Dataset items
☆ ☆ ☆ ☆

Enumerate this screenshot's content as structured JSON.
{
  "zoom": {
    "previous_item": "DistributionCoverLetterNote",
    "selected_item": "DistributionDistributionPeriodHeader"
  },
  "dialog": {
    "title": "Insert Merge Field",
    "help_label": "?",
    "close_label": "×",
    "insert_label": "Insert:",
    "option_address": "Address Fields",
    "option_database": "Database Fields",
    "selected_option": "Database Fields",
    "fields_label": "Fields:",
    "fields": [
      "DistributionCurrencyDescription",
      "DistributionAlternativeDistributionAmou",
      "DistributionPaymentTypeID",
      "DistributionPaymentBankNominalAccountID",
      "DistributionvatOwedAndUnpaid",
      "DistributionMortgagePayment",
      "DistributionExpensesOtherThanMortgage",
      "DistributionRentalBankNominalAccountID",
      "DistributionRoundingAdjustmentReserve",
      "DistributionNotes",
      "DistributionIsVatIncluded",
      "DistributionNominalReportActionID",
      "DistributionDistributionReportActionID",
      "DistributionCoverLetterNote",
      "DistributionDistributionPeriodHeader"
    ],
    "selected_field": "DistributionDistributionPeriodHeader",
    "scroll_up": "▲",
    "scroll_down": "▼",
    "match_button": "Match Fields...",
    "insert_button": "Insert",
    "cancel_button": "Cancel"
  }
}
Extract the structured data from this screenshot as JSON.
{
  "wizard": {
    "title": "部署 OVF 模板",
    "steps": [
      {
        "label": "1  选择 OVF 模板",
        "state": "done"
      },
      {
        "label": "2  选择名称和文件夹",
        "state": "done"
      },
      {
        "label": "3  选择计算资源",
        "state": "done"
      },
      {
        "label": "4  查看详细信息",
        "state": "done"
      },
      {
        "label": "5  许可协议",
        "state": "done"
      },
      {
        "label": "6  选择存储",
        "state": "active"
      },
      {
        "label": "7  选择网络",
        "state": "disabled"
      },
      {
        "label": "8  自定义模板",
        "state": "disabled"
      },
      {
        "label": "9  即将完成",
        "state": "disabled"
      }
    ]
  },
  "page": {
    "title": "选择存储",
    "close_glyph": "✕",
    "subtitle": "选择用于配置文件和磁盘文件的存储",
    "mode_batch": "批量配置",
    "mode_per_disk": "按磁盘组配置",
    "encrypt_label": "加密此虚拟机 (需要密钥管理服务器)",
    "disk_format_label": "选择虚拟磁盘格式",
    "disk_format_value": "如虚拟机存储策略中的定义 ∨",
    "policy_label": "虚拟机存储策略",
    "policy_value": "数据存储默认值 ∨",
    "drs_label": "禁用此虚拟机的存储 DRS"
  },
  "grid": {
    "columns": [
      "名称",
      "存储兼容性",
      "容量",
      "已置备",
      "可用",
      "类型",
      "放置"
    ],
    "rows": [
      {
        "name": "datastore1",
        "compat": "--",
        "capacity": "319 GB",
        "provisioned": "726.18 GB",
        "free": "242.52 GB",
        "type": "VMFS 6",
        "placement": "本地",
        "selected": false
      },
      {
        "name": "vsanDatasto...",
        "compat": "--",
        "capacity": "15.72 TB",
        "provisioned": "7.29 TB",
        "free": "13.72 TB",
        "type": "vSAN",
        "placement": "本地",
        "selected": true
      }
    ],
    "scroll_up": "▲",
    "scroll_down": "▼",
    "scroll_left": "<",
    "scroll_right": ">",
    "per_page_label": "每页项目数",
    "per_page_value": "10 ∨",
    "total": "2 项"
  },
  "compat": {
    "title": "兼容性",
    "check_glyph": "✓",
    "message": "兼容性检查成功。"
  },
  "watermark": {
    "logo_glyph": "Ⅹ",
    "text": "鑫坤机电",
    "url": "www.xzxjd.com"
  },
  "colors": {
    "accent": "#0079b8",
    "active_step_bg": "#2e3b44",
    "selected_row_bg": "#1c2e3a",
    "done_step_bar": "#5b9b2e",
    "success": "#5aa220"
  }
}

☆ ☆ ☆ ☆

## Goal
Reproduce the listing above verbatim, from first line to last.

## Answer to the problem
Enumerate this screenshot's content as structured JSON.
{
  "zoom": {
    "previous_item": "DistributionCoverLetterNote",
    "selected_item": "DistributionDistributionPeriodHeader"
  },
  "dialog": {
    "title": "Insert Merge Field",
    "help_label": "?",
    "close_label": "×",
    "insert_label": "Insert:",
    "option_address": "Address Fields",
    "option_database": "Database Fields",
    "selected_option": "Database Fields",
    "fields_label": "Fields:",
    "fields": [
      "DistributionCurrencyDescription",
      "DistributionAlternativeDistributionAmou",
      "DistributionPaymentTypeID",
      "DistributionPaymentBankNominalAccountID",
      "DistributionvatOwedAndUnpaid",
      "DistributionMortgagePayment",
      "DistributionExpensesOtherThanMortgage",
      "DistributionRentalBankNominalAccountID",
      "DistributionRoundingAdjustmentReserve",
      "DistributionNotes",
      "DistributionIsVatIncluded",
      "DistributionNominalReportActionID",
      "DistributionDistributionReportActionID",
      "DistributionCoverLetterNote",
      "DistributionDistributionPeriodHeader"
    ],
    "selected_field": "DistributionDistributionPeriodHeader",
    "scroll_up": "▲",
    "scroll_down": "▼",
    "match_button": "Match Fields...",
    "insert_button": "Insert",
    "cancel_button": "Cancel"
  }
}
Extract the structured data from this screenshot as JSON.
{
  "wizard": {
    "title": "部署 OVF 模板",
    "steps": [
      {
        "label": "1  选择 OVF 模板",
        "state": "done"
      },
      {
        "label": "2  选择名称和文件夹",
        "state": "done"
      },
      {
        "label": "3  选择计算资源",
        "state": "done"
      },
      {
        "label": "4  查看详细信息",
        "state": "done"
      },
      {
        "label": "5  许可协议",
        "state": "done"
      },
      {
        "label": "6  选择存储",
        "state": "active"
      },
      {
        "label": "7  选择网络",
        "state": "disabled"
      },
      {
        "label": "8  自定义模板",
        "state": "disabled"
      },
      {
        "label": "9  即将完成",
        "state": "disabled"
      }
    ]
  },
  "page": {
    "title": "选择存储",
    "close_glyph": "✕",
    "subtitle": "选择用于配置文件和磁盘文件的存储",
    "mode_batch": "批量配置",
    "mode_per_disk": "按磁盘组配置",
    "encrypt_label": "加密此虚拟机 (需要密钥管理服务器)",
    "disk_format_label": "选择虚拟磁盘格式",
    "disk_format_value": "如虚拟机存储策略中的定义 ∨",
    "policy_label": "虚拟机存储策略",
    "policy_value": "数据存储默认值 ∨",
    "drs_label": "禁用此虚拟机的存储 DRS"
  },
  "grid": {
    "columns": [
      "名称",
      "存储兼容性",
      "容量",
      "已置备",
      "可用",
      "类型",
      "放置"
    ],
    "rows": [
      {
        "name": "datastore1",
        "compat": "--",
        "capacity": "319 GB",
        "provisioned": "726.18 GB",
        "free": "242.52 GB",
        "type": "VMFS 6",
        "placement": "本地",
        "selected": false
      },
      {
        "name": "vsanDatasto...",
        "compat": "--",
        "capacity": "15.72 TB",
        "provisioned": "7.29 TB",
        "free": "13.72 TB",
        "type": "vSAN",
        "placement": "本地",
        "selected": true
      }
    ],
    "scroll_up": "▲",
    "scroll_down": "▼",
    "scroll_left": "<",
    "scroll_right": ">",
    "per_page_label": "每页项目数",
    "per_page_value": "10 ∨",
    "total": "2 项"
  },
  "compat": {
    "title": "兼容性",
    "check_glyph": "✓",
    "message": "兼容性检查成功。"
  },
  "watermark": {
    "logo_glyph": "Ⅹ",
    "text": "鑫坤机电",
    "url": "www.xzxjd.com"
  },
  "colors": {
    "accent": "#0079b8",
    "active_step_bg": "#2e3b44",
    "selected_row_bg": "#1c2e3a",
    "done_step_bar": "#5b9b2e",
    "success": "#5aa220"
  }
}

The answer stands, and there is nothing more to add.